++++ Text shown
A journey through The Robotic Sailing World Championship 2019

On August 25 took place the twelfth edition of the WRSC (World Robotic Sailing Championship). For the first time, a Venezuelan team (made up of 3 members) managed to participate in the competition through the Diversity Scholarship Program that the organizing committee was granting.

 
WRSC Competition

 

A competition held in Ningbo, China. It had more than 17 teams in the present edition and had the participation of teams from multiple countries, especially from the host, China. The organizing committee invites teams from any organization, including individuals, schools, colleges, universities and companies, to participate in the contest. Each team competes with a boat.

The championship was organized into 4 challenges, each of which was provisionally assigned to a single day:

  1. Fleet race: This challenge is based on the classic triangular sailing regatta course. Boats will start from the start line at 30-second intervals, cross the start line, reach three markers and start from the finish line.

  2. Maintenance and station keeping: The station maintenance challenge is also called "virtual moorings", originating in real applications where your boat needs to moor or sail at a fixed location. This challenge, consisting of parts A and B, tests the ship's ability to accurately control on a small scale. You need to complete part A before going to the other area to complete part B.
++++++++
++++ Dataset rows
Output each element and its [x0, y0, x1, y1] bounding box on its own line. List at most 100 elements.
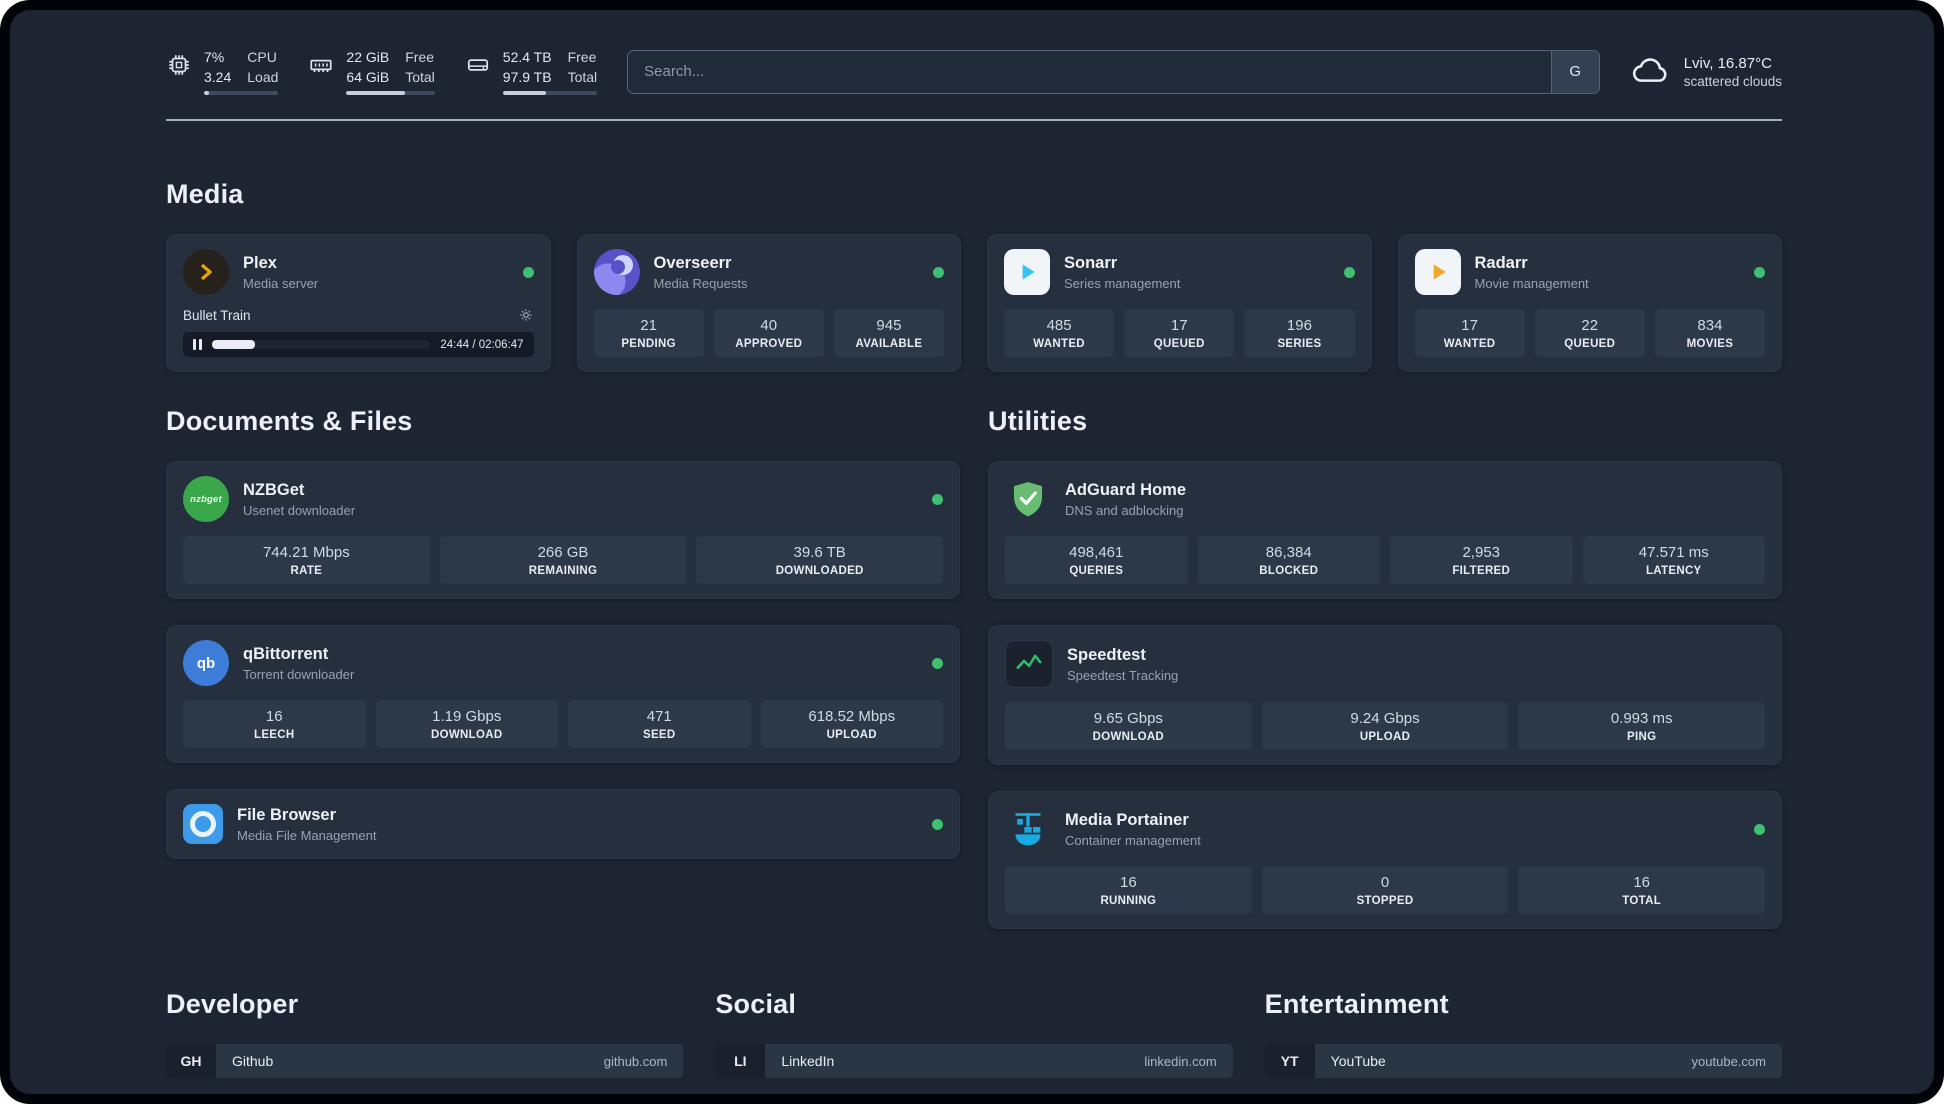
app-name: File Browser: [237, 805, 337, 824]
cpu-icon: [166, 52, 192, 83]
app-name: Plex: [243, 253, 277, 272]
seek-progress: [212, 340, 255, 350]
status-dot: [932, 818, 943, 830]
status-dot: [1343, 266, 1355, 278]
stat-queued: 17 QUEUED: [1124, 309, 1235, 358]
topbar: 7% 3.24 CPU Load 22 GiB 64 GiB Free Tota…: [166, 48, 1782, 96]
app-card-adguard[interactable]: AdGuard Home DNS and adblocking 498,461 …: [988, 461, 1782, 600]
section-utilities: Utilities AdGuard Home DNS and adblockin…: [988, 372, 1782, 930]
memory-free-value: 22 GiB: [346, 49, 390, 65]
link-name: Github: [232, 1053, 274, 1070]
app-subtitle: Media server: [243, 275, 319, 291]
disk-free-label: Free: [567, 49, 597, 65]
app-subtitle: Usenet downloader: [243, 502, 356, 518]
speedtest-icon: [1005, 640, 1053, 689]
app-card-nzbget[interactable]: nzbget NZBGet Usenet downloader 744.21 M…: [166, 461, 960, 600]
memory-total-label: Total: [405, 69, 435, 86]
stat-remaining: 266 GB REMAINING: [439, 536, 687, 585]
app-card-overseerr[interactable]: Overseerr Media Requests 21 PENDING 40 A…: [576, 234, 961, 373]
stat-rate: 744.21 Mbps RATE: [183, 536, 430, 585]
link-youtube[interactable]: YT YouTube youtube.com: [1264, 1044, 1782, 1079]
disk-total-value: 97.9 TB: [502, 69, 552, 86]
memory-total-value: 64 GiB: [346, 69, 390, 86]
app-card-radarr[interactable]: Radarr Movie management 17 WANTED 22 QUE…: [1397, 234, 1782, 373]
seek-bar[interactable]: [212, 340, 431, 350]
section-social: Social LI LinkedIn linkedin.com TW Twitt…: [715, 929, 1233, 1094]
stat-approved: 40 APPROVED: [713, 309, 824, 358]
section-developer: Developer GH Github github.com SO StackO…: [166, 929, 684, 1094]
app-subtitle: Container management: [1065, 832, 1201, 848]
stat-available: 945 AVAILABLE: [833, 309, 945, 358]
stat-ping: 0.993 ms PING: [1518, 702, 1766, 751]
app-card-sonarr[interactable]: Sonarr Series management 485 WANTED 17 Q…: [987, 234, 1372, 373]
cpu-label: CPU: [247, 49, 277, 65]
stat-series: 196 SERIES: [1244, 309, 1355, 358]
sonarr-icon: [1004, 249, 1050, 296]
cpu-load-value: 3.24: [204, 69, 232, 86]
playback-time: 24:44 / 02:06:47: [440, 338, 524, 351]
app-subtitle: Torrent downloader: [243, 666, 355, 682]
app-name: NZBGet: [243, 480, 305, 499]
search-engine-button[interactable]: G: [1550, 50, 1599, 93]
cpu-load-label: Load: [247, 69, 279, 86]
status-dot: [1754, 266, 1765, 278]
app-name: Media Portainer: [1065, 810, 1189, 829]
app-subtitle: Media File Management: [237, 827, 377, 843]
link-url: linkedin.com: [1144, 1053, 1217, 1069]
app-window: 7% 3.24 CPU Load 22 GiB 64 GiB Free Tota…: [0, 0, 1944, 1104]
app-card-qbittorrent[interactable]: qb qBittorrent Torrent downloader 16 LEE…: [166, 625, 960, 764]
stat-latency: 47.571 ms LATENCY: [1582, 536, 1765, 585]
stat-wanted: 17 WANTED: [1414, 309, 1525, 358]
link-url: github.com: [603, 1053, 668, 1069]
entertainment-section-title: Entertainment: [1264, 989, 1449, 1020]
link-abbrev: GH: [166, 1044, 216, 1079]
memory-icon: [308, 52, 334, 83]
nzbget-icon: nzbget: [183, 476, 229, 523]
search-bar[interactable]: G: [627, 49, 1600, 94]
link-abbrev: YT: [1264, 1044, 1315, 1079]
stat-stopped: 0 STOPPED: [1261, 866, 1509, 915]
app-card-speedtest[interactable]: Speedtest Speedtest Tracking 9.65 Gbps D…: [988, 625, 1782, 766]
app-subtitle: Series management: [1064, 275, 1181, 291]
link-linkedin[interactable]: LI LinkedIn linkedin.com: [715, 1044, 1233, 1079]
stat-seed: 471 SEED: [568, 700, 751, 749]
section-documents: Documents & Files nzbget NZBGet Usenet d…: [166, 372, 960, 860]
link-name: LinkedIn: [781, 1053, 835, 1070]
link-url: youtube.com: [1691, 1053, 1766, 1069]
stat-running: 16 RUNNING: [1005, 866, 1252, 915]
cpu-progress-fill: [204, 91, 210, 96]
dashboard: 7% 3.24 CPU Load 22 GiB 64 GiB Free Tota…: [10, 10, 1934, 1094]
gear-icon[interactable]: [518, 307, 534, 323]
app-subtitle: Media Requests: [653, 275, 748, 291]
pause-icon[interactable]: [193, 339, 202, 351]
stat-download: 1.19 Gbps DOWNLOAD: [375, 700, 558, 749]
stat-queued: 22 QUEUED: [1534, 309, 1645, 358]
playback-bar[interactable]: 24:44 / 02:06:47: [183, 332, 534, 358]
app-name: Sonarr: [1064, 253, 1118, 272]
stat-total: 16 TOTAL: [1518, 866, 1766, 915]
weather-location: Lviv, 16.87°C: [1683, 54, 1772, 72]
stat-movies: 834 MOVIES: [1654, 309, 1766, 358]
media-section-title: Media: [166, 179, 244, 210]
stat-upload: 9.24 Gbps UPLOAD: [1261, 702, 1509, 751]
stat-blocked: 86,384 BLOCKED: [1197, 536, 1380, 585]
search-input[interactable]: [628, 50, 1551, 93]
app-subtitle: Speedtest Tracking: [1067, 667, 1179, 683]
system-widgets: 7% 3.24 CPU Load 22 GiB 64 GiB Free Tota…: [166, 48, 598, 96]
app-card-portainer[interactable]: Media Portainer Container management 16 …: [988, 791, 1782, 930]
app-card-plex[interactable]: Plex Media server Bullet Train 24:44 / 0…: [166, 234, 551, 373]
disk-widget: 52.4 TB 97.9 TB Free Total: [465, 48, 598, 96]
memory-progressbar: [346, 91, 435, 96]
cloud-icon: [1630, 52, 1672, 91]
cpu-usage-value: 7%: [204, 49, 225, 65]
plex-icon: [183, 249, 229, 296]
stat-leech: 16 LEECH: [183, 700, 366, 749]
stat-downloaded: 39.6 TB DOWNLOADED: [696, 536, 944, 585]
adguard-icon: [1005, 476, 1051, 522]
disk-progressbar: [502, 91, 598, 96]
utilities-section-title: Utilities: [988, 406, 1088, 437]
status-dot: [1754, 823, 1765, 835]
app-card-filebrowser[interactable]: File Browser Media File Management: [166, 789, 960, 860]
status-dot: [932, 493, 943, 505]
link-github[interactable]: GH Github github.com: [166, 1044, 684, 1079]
++++++++
** Goal A **
In the sailing championship text, rewrite the paragraph that begins "A competition held in Ningbo, China" as a short bulleted list that keeps its main facts.
** Goal B **
Resume the sailing championship text after its final sentence and carry it forward.

** Exercise result A **
- Held in Ningbo, China
- More than 17 teams this edition, from multiple countries and especially from China, the host
- Open to teams from any organization: individuals, schools, colleges, universities and companies
- Each team competes with one boat

** Exercise result B **
  3. Scanning Collaborative Areas: In recent years, there have been increasing attempts to use collaborative seagoing vessels. A typical collaborative task is to efficiently scan a large area. The collaborative area scanning challenge asks teams to consider the scanning skills and objectives of other teams to optimize their own points. The scanning task is performed in a large area that is subdivided into grids.

  4. Hide and seek: This challenge involves interaction and networking. Detecting and pursuing a particular objective is a complex and high-level task for automotive vessels.

A Sailboat in action

Main system overview

The system was grouped in three main subsystems that will be described in a more detailed fashion in the next sections: Perception, Motion planning and Control. For cognition tasks, two computers will be employed in the corresponding module. The perception and navigation module are the most demanding process of our system in terms of computational resources. A Raspberry Pi 3 B+ is considered for these data acquisition and data fusion tasks. The low-level control, used for the actuation mechanisms, will be based on a Arduino Uno board.

 

System Overview

The main electrical and mechanical parts of the system are:

  1. The kit ready to sail that includes the boat and two servomotors, one to control the sail and another the rudder.
  2. A low-level controller represented by an arduino one.
  3. A central computer integrated with the robotic operating system (ROS), Raspberry Pi 3.
  4. IMU.
  5. GPS.
  6. A wind sensor.
  7. Camera
  8. Radio frequency command receiver.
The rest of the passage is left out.